» AIM
Every entry that follows should be reproduced exactly.

» SOURCE DATA
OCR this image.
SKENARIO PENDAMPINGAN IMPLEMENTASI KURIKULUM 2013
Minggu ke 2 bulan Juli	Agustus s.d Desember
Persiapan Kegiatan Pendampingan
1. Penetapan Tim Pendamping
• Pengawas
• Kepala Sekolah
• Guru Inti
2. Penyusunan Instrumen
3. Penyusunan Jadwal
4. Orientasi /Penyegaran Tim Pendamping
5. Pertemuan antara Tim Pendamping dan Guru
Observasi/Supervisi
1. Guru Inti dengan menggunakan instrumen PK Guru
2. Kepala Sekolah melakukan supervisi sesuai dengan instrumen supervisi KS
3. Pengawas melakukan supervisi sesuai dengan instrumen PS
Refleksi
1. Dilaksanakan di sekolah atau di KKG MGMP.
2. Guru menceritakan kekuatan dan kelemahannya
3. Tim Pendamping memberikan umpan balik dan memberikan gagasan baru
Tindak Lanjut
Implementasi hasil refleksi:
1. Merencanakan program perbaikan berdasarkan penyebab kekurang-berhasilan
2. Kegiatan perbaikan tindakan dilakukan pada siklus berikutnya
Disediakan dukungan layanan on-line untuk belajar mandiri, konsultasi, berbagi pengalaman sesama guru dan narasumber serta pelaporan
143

» FINAL RESULT
OCR this image.
SKENARIO PENDAMPINGAN IMPLEMENTASI KURIKULUM 2013
Minggu ke 2 bulan Juli	Agustus s.d Desember
Persiapan Kegiatan Pendampingan
1. Penetapan Tim Pendamping
• Pengawas
• Kepala Sekolah
• Guru Inti
2. Penyusunan Instrumen
3. Penyusunan Jadwal
4. Orientasi /Penyegaran Tim Pendamping
5. Pertemuan antara Tim Pendamping dan Guru
Observasi/Supervisi
1. Guru Inti dengan menggunakan instrumen PK Guru
2. Kepala Sekolah melakukan supervisi sesuai dengan instrumen supervisi KS
3. Pengawas melakukan supervisi sesuai dengan instrumen PS
Refleksi
1. Dilaksanakan di sekolah atau di KKG MGMP.
2. Guru menceritakan kekuatan dan kelemahannya
3. Tim Pendamping memberikan umpan balik dan memberikan gagasan baru
Tindak Lanjut
Implementasi hasil refleksi:
1. Merencanakan program perbaikan berdasarkan penyebab kekurang-berhasilan
2. Kegiatan perbaikan tindakan dilakukan pada siklus berikutnya
Disediakan dukungan layanan on-line untuk belajar mandiri, konsultasi, berbagi pengalaman sesama guru dan narasumber serta pelaporan
143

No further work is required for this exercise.